§ **Exercise aim**:
Please write out the complete listing that follows, exactly as it reads.
※
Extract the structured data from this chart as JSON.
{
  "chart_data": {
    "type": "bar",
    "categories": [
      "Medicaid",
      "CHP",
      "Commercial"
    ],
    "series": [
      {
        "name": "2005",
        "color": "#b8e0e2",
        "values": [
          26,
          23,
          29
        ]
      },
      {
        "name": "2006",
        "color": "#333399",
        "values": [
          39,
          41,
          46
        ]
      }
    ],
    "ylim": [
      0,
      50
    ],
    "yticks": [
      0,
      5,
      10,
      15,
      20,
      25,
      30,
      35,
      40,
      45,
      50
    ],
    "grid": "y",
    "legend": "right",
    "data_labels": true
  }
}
※
§ **Answer to this problem**:
Extract the structured data from this chart as JSON.
{
  "chart_data": {
    "type": "bar",
    "categories": [
      "Medicaid",
      "CHP",
      "Commercial"
    ],
    "series": [
      {
        "name": "2005",
        "color": "#b8e0e2",
        "values": [
          26,
          23,
          29
        ]
      },
      {
        "name": "2006",
        "color": "#333399",
        "values": [
          39,
          41,
          46
        ]
      }
    ],
    "ylim": [
      0,
      50
    ],
    "yticks": [
      0,
      5,
      10,
      15,
      20,
      25,
      30,
      35,
      40,
      45,
      50
    ],
    "grid": "y",
    "legend": "right",
    "data_labels": true
  }
}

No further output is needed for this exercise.